Given entries ▸
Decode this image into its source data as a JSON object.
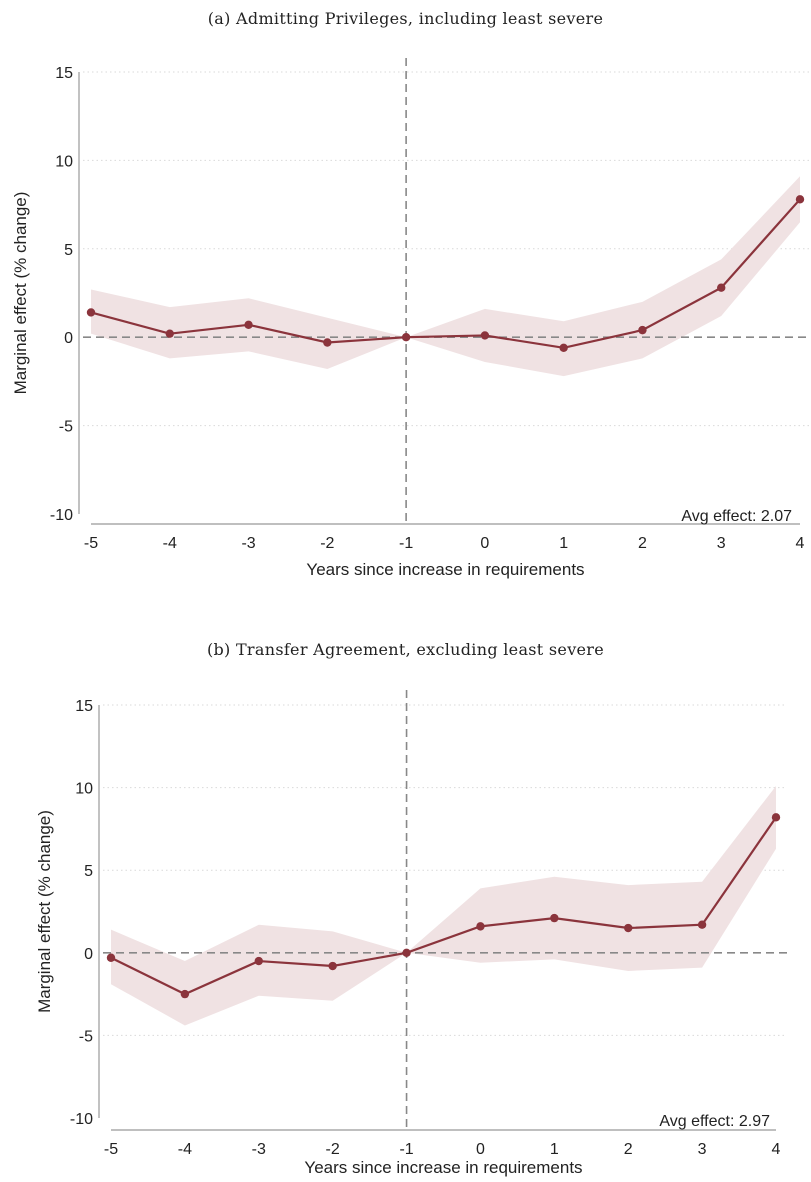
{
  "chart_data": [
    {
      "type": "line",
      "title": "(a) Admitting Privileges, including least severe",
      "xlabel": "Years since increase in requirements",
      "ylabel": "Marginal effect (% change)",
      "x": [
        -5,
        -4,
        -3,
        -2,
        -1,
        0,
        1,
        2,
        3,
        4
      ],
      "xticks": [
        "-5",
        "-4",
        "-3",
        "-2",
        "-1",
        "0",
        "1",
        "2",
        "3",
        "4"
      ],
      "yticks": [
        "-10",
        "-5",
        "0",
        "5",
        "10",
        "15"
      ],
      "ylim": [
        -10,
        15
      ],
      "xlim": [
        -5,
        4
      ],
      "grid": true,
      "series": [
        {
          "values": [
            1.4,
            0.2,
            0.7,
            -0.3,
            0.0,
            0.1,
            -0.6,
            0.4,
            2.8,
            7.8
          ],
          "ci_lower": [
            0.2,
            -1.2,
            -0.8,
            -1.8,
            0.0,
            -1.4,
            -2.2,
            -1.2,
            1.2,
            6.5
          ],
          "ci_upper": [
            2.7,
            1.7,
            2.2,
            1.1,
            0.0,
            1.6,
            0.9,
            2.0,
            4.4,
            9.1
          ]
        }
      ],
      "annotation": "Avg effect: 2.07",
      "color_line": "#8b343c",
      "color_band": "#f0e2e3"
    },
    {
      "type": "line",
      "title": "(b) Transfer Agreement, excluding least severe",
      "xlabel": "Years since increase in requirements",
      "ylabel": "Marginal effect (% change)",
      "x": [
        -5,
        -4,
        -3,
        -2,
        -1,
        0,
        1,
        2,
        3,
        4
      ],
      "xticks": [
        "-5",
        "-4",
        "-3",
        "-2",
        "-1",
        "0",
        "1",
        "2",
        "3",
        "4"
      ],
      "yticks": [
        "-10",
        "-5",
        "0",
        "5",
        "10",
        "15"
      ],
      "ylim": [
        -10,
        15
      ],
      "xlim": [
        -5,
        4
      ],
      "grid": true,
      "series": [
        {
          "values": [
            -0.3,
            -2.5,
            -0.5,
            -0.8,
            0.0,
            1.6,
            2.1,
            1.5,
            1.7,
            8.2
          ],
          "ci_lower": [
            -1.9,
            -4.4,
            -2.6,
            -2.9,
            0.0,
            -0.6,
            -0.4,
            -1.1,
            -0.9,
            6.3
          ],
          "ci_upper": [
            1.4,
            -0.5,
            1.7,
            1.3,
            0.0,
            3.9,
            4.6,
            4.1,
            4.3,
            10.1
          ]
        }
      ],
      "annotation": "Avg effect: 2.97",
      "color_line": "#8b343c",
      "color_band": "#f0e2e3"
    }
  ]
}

Problem statement ▸
Report only how many lines of the listing hold the word "annotation".

Correct response ▸
2